===== AVAILABLE DATA

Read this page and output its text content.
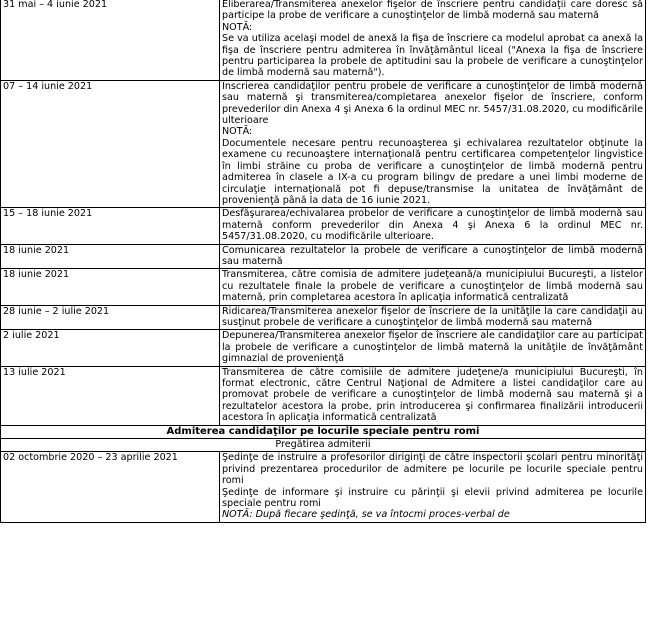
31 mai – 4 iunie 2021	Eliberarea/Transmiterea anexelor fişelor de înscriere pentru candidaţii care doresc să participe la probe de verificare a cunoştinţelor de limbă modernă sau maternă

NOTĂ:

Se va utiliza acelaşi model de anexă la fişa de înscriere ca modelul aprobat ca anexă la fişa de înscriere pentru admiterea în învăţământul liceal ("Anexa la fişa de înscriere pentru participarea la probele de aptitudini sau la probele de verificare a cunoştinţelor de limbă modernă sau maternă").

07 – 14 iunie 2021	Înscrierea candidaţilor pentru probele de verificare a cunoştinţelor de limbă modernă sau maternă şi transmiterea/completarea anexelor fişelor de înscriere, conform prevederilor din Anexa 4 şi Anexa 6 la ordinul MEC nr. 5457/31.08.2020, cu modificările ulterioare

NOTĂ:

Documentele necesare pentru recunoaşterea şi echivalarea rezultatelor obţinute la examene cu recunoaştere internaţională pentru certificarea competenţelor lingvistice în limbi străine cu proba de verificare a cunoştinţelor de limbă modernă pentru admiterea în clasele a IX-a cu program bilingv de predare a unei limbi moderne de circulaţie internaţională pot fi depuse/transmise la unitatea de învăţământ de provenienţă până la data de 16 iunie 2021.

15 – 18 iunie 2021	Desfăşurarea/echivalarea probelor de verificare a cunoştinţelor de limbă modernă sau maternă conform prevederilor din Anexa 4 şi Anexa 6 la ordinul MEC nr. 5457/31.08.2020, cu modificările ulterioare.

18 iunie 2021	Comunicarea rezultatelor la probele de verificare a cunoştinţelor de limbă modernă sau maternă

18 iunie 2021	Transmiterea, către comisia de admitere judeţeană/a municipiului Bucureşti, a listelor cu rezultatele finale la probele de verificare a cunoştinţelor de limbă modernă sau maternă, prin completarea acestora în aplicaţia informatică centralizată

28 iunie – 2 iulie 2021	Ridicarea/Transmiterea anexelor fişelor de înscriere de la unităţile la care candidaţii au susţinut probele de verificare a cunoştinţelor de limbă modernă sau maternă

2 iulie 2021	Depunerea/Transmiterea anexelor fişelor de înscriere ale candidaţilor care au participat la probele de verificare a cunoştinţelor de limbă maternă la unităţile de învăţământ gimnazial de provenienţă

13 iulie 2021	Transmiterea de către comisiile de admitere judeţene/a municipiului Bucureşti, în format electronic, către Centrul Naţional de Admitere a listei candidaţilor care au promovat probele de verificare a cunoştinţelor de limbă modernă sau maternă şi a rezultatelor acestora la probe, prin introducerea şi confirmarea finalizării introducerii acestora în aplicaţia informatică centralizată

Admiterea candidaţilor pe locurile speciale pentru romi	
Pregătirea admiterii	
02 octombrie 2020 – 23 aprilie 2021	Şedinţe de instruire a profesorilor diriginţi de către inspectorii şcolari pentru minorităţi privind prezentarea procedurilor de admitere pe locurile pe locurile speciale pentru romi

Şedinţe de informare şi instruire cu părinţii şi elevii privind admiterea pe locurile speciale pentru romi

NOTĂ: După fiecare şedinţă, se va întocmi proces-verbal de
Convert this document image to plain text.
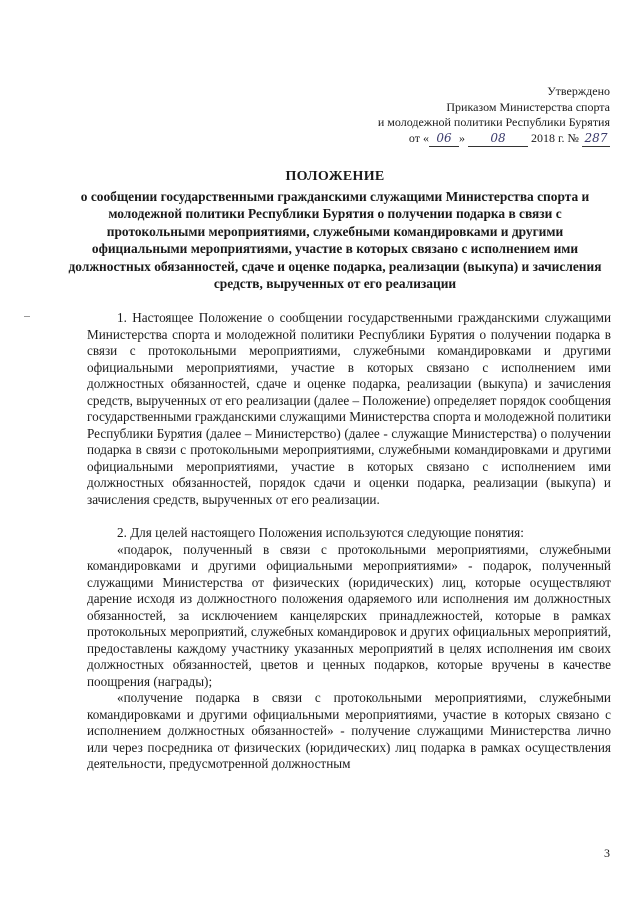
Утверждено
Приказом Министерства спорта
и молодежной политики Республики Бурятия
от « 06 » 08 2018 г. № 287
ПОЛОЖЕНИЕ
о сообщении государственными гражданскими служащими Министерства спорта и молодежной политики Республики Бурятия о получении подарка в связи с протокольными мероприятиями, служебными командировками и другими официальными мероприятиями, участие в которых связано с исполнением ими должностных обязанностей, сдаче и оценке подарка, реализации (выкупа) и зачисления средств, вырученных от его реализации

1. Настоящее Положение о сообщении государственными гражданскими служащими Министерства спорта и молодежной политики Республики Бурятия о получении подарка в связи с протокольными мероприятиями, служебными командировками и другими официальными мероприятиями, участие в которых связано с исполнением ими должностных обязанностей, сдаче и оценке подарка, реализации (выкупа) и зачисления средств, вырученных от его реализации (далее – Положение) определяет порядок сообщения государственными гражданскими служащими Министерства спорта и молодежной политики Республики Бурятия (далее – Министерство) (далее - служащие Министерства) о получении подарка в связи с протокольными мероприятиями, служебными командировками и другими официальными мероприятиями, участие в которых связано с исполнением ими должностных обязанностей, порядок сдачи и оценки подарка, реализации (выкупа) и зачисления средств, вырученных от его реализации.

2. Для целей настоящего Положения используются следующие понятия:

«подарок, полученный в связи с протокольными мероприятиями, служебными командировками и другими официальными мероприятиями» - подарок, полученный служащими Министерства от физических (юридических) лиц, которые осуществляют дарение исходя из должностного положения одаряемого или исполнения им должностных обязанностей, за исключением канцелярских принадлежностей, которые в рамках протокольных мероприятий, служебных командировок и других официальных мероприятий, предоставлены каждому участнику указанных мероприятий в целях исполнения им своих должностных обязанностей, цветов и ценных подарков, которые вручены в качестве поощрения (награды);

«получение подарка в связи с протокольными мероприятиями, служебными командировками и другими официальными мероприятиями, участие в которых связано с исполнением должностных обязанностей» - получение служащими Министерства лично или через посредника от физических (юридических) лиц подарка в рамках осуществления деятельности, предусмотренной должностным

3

==========

Looking at the records above, tally the lines holding "privind" and reply with that number only.

* WRITTEN SOLUTION *
2